* Source records *
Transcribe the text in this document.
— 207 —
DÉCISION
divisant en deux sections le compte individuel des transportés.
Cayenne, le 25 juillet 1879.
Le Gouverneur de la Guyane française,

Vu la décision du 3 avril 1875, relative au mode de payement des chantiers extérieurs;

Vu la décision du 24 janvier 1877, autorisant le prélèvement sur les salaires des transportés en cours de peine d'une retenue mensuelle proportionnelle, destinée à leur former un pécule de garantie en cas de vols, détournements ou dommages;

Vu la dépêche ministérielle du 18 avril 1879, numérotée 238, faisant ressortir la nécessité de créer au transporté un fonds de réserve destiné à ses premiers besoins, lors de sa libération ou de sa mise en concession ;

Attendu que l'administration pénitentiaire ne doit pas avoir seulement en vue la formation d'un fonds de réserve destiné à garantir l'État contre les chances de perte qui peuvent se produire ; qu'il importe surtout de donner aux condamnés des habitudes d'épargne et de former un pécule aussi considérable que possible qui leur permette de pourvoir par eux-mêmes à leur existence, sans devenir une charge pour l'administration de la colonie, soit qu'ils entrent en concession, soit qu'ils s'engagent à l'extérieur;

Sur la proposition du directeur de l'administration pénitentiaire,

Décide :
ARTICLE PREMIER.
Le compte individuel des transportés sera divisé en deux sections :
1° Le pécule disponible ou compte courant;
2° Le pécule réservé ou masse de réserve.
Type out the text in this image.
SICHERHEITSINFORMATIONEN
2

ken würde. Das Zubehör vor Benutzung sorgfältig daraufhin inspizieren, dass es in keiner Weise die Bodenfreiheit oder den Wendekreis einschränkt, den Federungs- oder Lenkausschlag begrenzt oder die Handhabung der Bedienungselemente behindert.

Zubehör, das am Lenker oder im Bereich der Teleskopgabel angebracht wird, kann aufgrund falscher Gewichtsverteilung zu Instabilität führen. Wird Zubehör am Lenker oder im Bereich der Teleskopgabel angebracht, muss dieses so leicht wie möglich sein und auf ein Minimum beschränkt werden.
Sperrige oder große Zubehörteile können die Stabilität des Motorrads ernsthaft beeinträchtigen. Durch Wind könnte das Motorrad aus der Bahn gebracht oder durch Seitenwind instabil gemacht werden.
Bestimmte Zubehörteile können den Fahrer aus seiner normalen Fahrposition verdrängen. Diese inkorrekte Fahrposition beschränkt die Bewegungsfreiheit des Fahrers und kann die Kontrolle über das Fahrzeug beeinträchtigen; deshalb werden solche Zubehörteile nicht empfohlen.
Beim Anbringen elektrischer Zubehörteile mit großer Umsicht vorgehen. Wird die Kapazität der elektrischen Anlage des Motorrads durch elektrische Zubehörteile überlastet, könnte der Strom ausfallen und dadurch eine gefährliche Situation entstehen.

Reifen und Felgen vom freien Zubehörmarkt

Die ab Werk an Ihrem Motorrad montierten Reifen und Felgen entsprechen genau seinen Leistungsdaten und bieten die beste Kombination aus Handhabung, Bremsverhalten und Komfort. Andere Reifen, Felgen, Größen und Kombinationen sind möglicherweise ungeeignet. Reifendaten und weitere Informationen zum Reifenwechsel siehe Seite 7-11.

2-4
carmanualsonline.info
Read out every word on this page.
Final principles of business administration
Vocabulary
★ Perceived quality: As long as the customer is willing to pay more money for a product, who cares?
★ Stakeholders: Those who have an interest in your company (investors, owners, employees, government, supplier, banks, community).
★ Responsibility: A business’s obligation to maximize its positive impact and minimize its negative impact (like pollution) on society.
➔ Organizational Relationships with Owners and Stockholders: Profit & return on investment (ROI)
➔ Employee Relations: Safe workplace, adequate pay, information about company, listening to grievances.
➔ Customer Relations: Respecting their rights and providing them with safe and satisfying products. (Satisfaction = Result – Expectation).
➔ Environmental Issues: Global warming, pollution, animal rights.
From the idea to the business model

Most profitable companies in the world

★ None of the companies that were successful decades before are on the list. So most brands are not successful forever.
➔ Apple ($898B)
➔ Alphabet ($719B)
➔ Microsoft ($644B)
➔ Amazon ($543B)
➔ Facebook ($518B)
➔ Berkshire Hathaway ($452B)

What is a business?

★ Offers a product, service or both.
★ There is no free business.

* Task statement *
Copy down the material exactly as written.

* Result below *
Transcribe the text in this document.
— 207 —
DÉCISION
divisant en deux sections le compte individuel des transportés.
Cayenne, le 25 juillet 1879.
Le Gouverneur de la Guyane française,

Vu la décision du 3 avril 1875, relative au mode de payement des chantiers extérieurs;

Vu la décision du 24 janvier 1877, autorisant le prélèvement sur les salaires des transportés en cours de peine d'une retenue mensuelle proportionnelle, destinée à leur former un pécule de garantie en cas de vols, détournements ou dommages;

Vu la dépêche ministérielle du 18 avril 1879, numérotée 238, faisant ressortir la nécessité de créer au transporté un fonds de réserve destiné à ses premiers besoins, lors de sa libération ou de sa mise en concession ;

Attendu que l'administration pénitentiaire ne doit pas avoir seulement en vue la formation d'un fonds de réserve destiné à garantir l'État contre les chances de perte qui peuvent se produire ; qu'il importe surtout de donner aux condamnés des habitudes d'épargne et de former un pécule aussi considérable que possible qui leur permette de pourvoir par eux-mêmes à leur existence, sans devenir une charge pour l'administration de la colonie, soit qu'ils entrent en concession, soit qu'ils s'engagent à l'extérieur;

Sur la proposition du directeur de l'administration pénitentiaire,

Décide :
ARTICLE PREMIER.
Le compte individuel des transportés sera divisé en deux sections :
1° Le pécule disponible ou compte courant;
2° Le pécule réservé ou masse de réserve.
Type out the text in this image.
SICHERHEITSINFORMATIONEN
2

ken würde. Das Zubehör vor Benutzung sorgfältig daraufhin inspizieren, dass es in keiner Weise die Bodenfreiheit oder den Wendekreis einschränkt, den Federungs- oder Lenkausschlag begrenzt oder die Handhabung der Bedienungselemente behindert.

Zubehör, das am Lenker oder im Bereich der Teleskopgabel angebracht wird, kann aufgrund falscher Gewichtsverteilung zu Instabilität führen. Wird Zubehör am Lenker oder im Bereich der Teleskopgabel angebracht, muss dieses so leicht wie möglich sein und auf ein Minimum beschränkt werden.
Sperrige oder große Zubehörteile können die Stabilität des Motorrads ernsthaft beeinträchtigen. Durch Wind könnte das Motorrad aus der Bahn gebracht oder durch Seitenwind instabil gemacht werden.
Bestimmte Zubehörteile können den Fahrer aus seiner normalen Fahrposition verdrängen. Diese inkorrekte Fahrposition beschränkt die Bewegungsfreiheit des Fahrers und kann die Kontrolle über das Fahrzeug beeinträchtigen; deshalb werden solche Zubehörteile nicht empfohlen.
Beim Anbringen elektrischer Zubehörteile mit großer Umsicht vorgehen. Wird die Kapazität der elektrischen Anlage des Motorrads durch elektrische Zubehörteile überlastet, könnte der Strom ausfallen und dadurch eine gefährliche Situation entstehen.

Reifen und Felgen vom freien Zubehörmarkt

Die ab Werk an Ihrem Motorrad montierten Reifen und Felgen entsprechen genau seinen Leistungsdaten und bieten die beste Kombination aus Handhabung, Bremsverhalten und Komfort. Andere Reifen, Felgen, Größen und Kombinationen sind möglicherweise ungeeignet. Reifendaten und weitere Informationen zum Reifenwechsel siehe Seite 7-11.

2-4
carmanualsonline.info
Read out every word on this page.
Final principles of business administration
Vocabulary
★ Perceived quality: As long as the customer is willing to pay more money for a product, who cares?
★ Stakeholders: Those who have an interest in your company (investors, owners, employees, government, supplier, banks, community).
★ Responsibility: A business’s obligation to maximize its positive impact and minimize its negative impact (like pollution) on society.
➔ Organizational Relationships with Owners and Stockholders: Profit & return on investment (ROI)
➔ Employee Relations: Safe workplace, adequate pay, information about company, listening to grievances.
➔ Customer Relations: Respecting their rights and providing them with safe and satisfying products. (Satisfaction = Result – Expectation).
➔ Environmental Issues: Global warming, pollution, animal rights.
From the idea to the business model

Most profitable companies in the world

★ None of the companies that were successful decades before are on the list. So most brands are not successful forever.
➔ Apple ($898B)
➔ Alphabet ($719B)
➔ Microsoft ($644B)
➔ Amazon ($543B)
➔ Facebook ($518B)
➔ Berkshire Hathaway ($452B)

What is a business?

★ Offers a product, service or both.
★ There is no free business.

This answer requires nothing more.